▶ TEXTE DE LECTURE:
__________________________________________________

Le savoir personnel est défini comme étant une manière d’être et de savoir fondamentale pour la discipline infirmière. Cependant, c’est l’un des plus problématiques car il est difficile à maîtriser et à enseigner. En effet, ce n’est pas facile de l’évaluer car il s’exprime par une présence vraie, authentique et montrant une certaine ouverture vers autrui. Ce savoir se base sur des expériences personnelles vécues par l’individu qu’on considère

comme un être unitaire, authentique et conscient. Il ne s’agit pas uniquement des relations que le soignant peut avoir avec autrui (interpersonnelles), mais aussi de la relation qu’il peut avoir avec lui-même (intrapersonnelle). En d’autres termes, c’est une compréhension de soi et de l’autre. Dans l’utilisation thérapeutique, l’infirmier rejette l’assimilation du patient à un objet, il visualise la relation soignant-patient comme une relation authentique entre deux personnes. De plus, il utilise son intuition en lien avec des expériences vécues afin de mieux comprendre une situation. La pratique infirmière peut être enrichie par un travail de réflexion et de partage par rapport à son vécu personnel (Johns, 1995, 2004; dans Pepin, Kérouac & Ducharme, 2010). Selon Munhall (1993), c’est une attitude personnelle à adopter pour comprendre l’autre (Carper, 1978; Pepin, Kérouac, & Ducharme, 2010).

En lien avec notre question de recherche, les conditions de travail difficiles et l’insatisfaction au travail peuvent fausser la relation entre l’infirmier et son patient. A cause du stress, l’infirmier ne peut pas donner le maximum de ses performances, ce qui diminue la qualité des soins qu’il fournit. Si l’infirmier lui-même n’éprouve pas une certaine satisfaction par rapport à son travail et à sa propre vie, il ne pourra pas se rendre disponible pour nouer une relation authentique avec son patient. La charge de travail et les conséquences psychiques que cela peut générer, ne lui en laissent pas la

possibilité. Pour prendre soin de l’autre, il faut déjà pouvoir prendre soin de soi-même.

__________________________________________________

▶ DONNÉES ENREGISTRÉES:
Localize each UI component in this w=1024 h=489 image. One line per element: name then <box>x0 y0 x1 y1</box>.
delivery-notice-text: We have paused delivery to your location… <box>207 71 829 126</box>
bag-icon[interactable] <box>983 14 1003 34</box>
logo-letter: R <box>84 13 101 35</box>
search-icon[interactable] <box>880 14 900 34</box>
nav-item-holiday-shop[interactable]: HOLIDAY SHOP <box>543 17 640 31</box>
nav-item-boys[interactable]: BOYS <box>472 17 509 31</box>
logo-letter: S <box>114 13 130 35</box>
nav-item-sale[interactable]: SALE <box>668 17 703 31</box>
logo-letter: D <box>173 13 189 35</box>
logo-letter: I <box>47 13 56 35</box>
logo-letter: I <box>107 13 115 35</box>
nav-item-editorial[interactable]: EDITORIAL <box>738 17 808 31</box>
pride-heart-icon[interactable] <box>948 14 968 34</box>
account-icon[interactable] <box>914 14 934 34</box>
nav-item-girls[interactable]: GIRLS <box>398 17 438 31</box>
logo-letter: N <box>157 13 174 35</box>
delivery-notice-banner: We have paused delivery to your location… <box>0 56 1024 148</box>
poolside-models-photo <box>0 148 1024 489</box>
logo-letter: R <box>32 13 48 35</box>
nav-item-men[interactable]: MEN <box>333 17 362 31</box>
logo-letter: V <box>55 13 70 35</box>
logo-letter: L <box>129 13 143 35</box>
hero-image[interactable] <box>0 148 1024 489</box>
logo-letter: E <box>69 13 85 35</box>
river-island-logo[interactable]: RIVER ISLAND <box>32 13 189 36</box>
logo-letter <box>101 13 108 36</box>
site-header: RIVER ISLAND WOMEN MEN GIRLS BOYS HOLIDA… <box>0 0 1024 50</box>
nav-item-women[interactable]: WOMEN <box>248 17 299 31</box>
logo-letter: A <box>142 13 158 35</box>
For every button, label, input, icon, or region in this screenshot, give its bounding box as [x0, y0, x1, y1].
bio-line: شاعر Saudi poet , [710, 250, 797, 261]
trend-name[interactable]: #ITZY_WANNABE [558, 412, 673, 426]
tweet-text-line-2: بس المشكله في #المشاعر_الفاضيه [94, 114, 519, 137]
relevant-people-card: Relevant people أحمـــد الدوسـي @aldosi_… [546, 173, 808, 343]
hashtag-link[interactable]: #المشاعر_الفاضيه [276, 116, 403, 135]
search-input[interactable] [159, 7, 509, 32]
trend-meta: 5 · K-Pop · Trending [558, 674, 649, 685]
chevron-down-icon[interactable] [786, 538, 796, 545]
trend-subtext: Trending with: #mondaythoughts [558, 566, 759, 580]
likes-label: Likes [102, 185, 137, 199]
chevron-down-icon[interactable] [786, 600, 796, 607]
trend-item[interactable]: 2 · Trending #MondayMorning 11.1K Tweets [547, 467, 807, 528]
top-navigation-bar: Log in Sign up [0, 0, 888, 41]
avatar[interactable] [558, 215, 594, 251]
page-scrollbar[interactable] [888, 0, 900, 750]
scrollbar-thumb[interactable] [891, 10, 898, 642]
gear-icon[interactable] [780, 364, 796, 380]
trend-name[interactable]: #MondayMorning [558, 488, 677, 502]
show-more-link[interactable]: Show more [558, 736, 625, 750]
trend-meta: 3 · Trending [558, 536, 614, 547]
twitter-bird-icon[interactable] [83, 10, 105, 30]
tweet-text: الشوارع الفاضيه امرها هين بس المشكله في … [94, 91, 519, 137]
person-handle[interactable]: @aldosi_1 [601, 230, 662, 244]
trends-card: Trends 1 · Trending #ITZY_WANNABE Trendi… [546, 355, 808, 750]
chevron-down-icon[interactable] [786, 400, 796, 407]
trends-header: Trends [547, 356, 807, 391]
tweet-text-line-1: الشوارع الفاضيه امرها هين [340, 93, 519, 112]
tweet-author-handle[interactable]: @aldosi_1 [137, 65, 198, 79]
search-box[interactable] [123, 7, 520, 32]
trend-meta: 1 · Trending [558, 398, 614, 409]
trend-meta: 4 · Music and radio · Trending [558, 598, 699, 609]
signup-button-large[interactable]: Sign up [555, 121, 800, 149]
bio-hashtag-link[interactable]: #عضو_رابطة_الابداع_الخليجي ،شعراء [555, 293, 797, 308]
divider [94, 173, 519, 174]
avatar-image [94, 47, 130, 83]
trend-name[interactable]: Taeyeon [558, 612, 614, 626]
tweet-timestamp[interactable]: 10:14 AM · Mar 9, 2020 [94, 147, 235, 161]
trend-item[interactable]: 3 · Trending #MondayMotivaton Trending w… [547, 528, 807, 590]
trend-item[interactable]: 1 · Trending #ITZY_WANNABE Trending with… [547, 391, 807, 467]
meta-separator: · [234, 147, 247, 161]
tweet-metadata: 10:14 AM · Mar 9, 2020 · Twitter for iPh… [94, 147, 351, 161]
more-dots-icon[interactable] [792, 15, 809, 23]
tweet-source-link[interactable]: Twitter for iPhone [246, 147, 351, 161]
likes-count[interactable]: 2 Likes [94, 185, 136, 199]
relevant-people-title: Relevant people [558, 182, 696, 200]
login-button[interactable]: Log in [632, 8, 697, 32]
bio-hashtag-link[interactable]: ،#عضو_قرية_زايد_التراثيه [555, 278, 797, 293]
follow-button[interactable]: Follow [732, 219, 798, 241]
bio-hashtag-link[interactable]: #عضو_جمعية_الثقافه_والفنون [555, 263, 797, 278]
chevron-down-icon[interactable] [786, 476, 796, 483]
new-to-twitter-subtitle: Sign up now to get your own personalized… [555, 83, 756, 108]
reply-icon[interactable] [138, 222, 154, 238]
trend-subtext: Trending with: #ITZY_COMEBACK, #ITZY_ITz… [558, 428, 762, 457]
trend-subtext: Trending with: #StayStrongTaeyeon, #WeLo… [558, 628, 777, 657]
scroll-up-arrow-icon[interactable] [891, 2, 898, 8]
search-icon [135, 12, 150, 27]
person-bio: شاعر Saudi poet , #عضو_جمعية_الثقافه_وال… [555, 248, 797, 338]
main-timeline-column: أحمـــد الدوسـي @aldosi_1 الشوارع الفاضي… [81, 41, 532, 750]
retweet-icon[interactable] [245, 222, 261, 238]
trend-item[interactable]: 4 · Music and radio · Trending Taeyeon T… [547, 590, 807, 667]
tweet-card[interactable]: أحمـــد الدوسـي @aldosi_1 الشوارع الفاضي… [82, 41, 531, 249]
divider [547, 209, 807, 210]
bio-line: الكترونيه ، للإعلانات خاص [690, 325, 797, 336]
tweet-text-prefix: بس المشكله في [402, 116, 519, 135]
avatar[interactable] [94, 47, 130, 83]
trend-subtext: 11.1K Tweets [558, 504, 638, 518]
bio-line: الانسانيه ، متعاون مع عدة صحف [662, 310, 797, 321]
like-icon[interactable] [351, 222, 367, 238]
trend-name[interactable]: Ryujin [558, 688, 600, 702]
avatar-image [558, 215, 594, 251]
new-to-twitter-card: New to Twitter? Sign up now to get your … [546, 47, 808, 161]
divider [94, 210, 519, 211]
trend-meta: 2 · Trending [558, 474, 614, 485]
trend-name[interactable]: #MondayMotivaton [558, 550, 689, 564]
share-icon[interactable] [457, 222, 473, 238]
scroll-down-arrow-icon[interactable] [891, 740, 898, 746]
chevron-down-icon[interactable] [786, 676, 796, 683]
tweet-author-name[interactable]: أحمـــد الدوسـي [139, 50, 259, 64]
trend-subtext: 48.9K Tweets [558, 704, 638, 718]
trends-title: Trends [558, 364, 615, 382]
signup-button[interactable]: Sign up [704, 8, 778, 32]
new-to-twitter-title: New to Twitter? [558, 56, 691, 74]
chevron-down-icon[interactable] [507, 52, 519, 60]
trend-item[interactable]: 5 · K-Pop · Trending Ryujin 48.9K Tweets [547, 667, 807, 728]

__________________________________________________

▶ ÉNONCÉ A:
D'après le texte sur le savoir personnel, pourquoi ce savoir est-il difficile à évaluer ?
▶ ÉNONCÉ B:
Poursuivez la rédaction du texte sur le savoir personnel à partir de sa dernière phrase.
Les données n'ont aucun rôle dans cet exercice.

▶ RÉSULTAT DE L'EXERCICE A:
Il s'exprime par une présence vraie, authentique et montrant une certaine ouverture vers autrui.

▶ RÉSULTAT DE L'EXERCICE B:
Le savoir éthique

Le savoir éthique s’appuie sur des principes, des codes éthiques et concerne ce qui est bon ou juste. Les codes éthiques qui guident la conduite éthique de l’infirmier sont basés sur le principe fondamental du respect de la vie humaine. Ce savoir de la discipline découle des questions que l’infirmier peut se poser en réfléchissant à sa pratique qui est influencée par ses propres valeurs (Chinn & Kramer, 2008; dans Carper, 1978). Il englobe les décisions éclairées qui découlent de positions philosophiques relatives aux soins à effectuer ou non. En effet, le savoir éthique nécessite premièrement une compréhension des différentes propositions philosophiques sur ce qui est bon et juste ; deuxièmement, différents cadres éthiques permettant de faire face à la complexité des jugements moraux et, troisièmement, une variété d’orientations au sujet de la notion d’obligation. Certains choix soulèvent des questions fondamentales à propos des actions. En effet, l’infirmier identifie ce qui est moralement bien et/ou mal dans le cadre de la prise en charge du patient, dans le traitement et dans la promotion de la santé. Dans le cas d’une situation présentant des ambiguïtés et incertitudes, il peut surgir un dilemme éthique. Selon Durgahee (1997), le dilemme éthique permet de déterminer les contraintes pouvant être éliminées, améliorées ou acceptées (Carper, 1978; Pepin, Kérouac & Ducharme, 2010).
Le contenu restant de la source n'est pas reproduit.